[Dataset entries on figures]
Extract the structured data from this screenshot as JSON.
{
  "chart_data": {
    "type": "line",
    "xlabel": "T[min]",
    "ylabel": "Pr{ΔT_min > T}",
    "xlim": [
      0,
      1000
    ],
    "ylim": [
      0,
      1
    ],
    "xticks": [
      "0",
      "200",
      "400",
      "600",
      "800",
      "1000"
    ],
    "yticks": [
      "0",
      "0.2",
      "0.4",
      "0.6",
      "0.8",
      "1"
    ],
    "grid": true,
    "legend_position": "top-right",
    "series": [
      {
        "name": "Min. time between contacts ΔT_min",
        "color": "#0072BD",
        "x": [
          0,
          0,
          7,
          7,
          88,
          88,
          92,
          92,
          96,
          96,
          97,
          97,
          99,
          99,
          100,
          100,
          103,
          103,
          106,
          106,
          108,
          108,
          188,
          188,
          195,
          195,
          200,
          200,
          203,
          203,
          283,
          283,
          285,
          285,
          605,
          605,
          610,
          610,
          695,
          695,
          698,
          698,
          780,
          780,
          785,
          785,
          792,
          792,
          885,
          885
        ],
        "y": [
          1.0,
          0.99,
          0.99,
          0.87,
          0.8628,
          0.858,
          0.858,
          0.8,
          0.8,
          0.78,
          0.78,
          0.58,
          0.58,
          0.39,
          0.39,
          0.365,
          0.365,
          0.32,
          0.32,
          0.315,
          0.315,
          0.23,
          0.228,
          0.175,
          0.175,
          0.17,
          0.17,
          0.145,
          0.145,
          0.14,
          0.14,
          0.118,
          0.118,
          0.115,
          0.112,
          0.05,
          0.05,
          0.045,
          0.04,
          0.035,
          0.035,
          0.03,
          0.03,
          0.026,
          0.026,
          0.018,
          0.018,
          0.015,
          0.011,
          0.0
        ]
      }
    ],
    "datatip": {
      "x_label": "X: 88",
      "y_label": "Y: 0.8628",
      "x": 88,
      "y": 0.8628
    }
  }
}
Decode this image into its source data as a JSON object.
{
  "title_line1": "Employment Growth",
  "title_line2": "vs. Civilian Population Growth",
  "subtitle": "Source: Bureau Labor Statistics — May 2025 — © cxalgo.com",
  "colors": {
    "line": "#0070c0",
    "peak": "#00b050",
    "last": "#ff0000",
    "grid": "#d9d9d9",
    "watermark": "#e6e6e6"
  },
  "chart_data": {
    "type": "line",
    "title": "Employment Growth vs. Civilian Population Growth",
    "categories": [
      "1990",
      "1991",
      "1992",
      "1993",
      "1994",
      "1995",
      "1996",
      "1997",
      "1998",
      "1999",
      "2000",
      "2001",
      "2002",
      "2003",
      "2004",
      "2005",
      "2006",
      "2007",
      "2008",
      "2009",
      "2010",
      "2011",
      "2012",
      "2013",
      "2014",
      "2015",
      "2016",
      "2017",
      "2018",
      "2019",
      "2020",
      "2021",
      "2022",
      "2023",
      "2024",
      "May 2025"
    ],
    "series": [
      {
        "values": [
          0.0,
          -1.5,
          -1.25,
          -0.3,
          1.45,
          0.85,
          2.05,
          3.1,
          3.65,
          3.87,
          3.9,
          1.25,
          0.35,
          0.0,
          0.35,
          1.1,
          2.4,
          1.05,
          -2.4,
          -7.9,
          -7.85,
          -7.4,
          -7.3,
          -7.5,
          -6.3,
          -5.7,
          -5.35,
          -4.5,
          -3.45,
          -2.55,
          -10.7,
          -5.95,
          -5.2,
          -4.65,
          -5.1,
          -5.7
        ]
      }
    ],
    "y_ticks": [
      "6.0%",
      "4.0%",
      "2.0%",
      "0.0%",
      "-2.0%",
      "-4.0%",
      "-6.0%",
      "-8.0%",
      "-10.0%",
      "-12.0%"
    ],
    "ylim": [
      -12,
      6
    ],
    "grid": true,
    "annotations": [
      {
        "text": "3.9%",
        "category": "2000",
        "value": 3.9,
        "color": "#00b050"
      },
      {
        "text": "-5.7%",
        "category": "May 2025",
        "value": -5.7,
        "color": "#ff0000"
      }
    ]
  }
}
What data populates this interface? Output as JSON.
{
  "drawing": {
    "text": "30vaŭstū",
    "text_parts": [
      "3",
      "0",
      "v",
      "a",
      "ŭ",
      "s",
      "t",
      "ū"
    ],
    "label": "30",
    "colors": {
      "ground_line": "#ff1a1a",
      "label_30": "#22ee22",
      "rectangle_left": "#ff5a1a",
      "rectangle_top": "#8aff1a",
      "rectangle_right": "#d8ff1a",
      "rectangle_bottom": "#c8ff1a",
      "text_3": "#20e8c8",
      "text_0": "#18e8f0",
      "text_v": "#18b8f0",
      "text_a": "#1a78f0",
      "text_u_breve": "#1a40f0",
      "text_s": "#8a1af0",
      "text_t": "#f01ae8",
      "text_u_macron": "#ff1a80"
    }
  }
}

* Your task
Exactly as shown above, return every record.

* Right answer
Extract the structured data from this screenshot as JSON.
{
  "chart_data": {
    "type": "line",
    "xlabel": "T[min]",
    "ylabel": "Pr{ΔT_min > T}",
    "xlim": [
      0,
      1000
    ],
    "ylim": [
      0,
      1
    ],
    "xticks": [
      "0",
      "200",
      "400",
      "600",
      "800",
      "1000"
    ],
    "yticks": [
      "0",
      "0.2",
      "0.4",
      "0.6",
      "0.8",
      "1"
    ],
    "grid": true,
    "legend_position": "top-right",
    "series": [
      {
        "name": "Min. time between contacts ΔT_min",
        "color": "#0072BD",
        "x": [
          0,
          0,
          7,
          7,
          88,
          88,
          92,
          92,
          96,
          96,
          97,
          97,
          99,
          99,
          100,
          100,
          103,
          103,
          106,
          106,
          108,
          108,
          188,
          188,
          195,
          195,
          200,
          200,
          203,
          203,
          283,
          283,
          285,
          285,
          605,
          605,
          610,
          610,
          695,
          695,
          698,
          698,
          780,
          780,
          785,
          785,
          792,
          792,
          885,
          885
        ],
        "y": [
          1.0,
          0.99,
          0.99,
          0.87,
          0.8628,
          0.858,
          0.858,
          0.8,
          0.8,
          0.78,
          0.78,
          0.58,
          0.58,
          0.39,
          0.39,
          0.365,
          0.365,
          0.32,
          0.32,
          0.315,
          0.315,
          0.23,
          0.228,
          0.175,
          0.175,
          0.17,
          0.17,
          0.145,
          0.145,
          0.14,
          0.14,
          0.118,
          0.118,
          0.115,
          0.112,
          0.05,
          0.05,
          0.045,
          0.04,
          0.035,
          0.035,
          0.03,
          0.03,
          0.026,
          0.026,
          0.018,
          0.018,
          0.015,
          0.011,
          0.0
        ]
      }
    ],
    "datatip": {
      "x_label": "X: 88",
      "y_label": "Y: 0.8628",
      "x": 88,
      "y": 0.8628
    }
  }
}
Decode this image into its source data as a JSON object.
{
  "title_line1": "Employment Growth",
  "title_line2": "vs. Civilian Population Growth",
  "subtitle": "Source: Bureau Labor Statistics — May 2025 — © cxalgo.com",
  "colors": {
    "line": "#0070c0",
    "peak": "#00b050",
    "last": "#ff0000",
    "grid": "#d9d9d9",
    "watermark": "#e6e6e6"
  },
  "chart_data": {
    "type": "line",
    "title": "Employment Growth vs. Civilian Population Growth",
    "categories": [
      "1990",
      "1991",
      "1992",
      "1993",
      "1994",
      "1995",
      "1996",
      "1997",
      "1998",
      "1999",
      "2000",
      "2001",
      "2002",
      "2003",
      "2004",
      "2005",
      "2006",
      "2007",
      "2008",
      "2009",
      "2010",
      "2011",
      "2012",
      "2013",
      "2014",
      "2015",
      "2016",
      "2017",
      "2018",
      "2019",
      "2020",
      "2021",
      "2022",
      "2023",
      "2024",
      "May 2025"
    ],
    "series": [
      {
        "values": [
          0.0,
          -1.5,
          -1.25,
          -0.3,
          1.45,
          0.85,
          2.05,
          3.1,
          3.65,
          3.87,
          3.9,
          1.25,
          0.35,
          0.0,
          0.35,
          1.1,
          2.4,
          1.05,
          -2.4,
          -7.9,
          -7.85,
          -7.4,
          -7.3,
          -7.5,
          -6.3,
          -5.7,
          -5.35,
          -4.5,
          -3.45,
          -2.55,
          -10.7,
          -5.95,
          -5.2,
          -4.65,
          -5.1,
          -5.7
        ]
      }
    ],
    "y_ticks": [
      "6.0%",
      "4.0%",
      "2.0%",
      "0.0%",
      "-2.0%",
      "-4.0%",
      "-6.0%",
      "-8.0%",
      "-10.0%",
      "-12.0%"
    ],
    "ylim": [
      -12,
      6
    ],
    "grid": true,
    "annotations": [
      {
        "text": "3.9%",
        "category": "2000",
        "value": 3.9,
        "color": "#00b050"
      },
      {
        "text": "-5.7%",
        "category": "May 2025",
        "value": -5.7,
        "color": "#ff0000"
      }
    ]
  }
}
What data populates this interface? Output as JSON.
{
  "drawing": {
    "text": "30vaŭstū",
    "text_parts": [
      "3",
      "0",
      "v",
      "a",
      "ŭ",
      "s",
      "t",
      "ū"
    ],
    "label": "30",
    "colors": {
      "ground_line": "#ff1a1a",
      "label_30": "#22ee22",
      "rectangle_left": "#ff5a1a",
      "rectangle_top": "#8aff1a",
      "rectangle_right": "#d8ff1a",
      "rectangle_bottom": "#c8ff1a",
      "text_3": "#20e8c8",
      "text_0": "#18e8f0",
      "text_v": "#18b8f0",
      "text_a": "#1a78f0",
      "text_u_breve": "#1a40f0",
      "text_s": "#8a1af0",
      "text_t": "#f01ae8",
      "text_u_macron": "#ff1a80"
    }
  }
}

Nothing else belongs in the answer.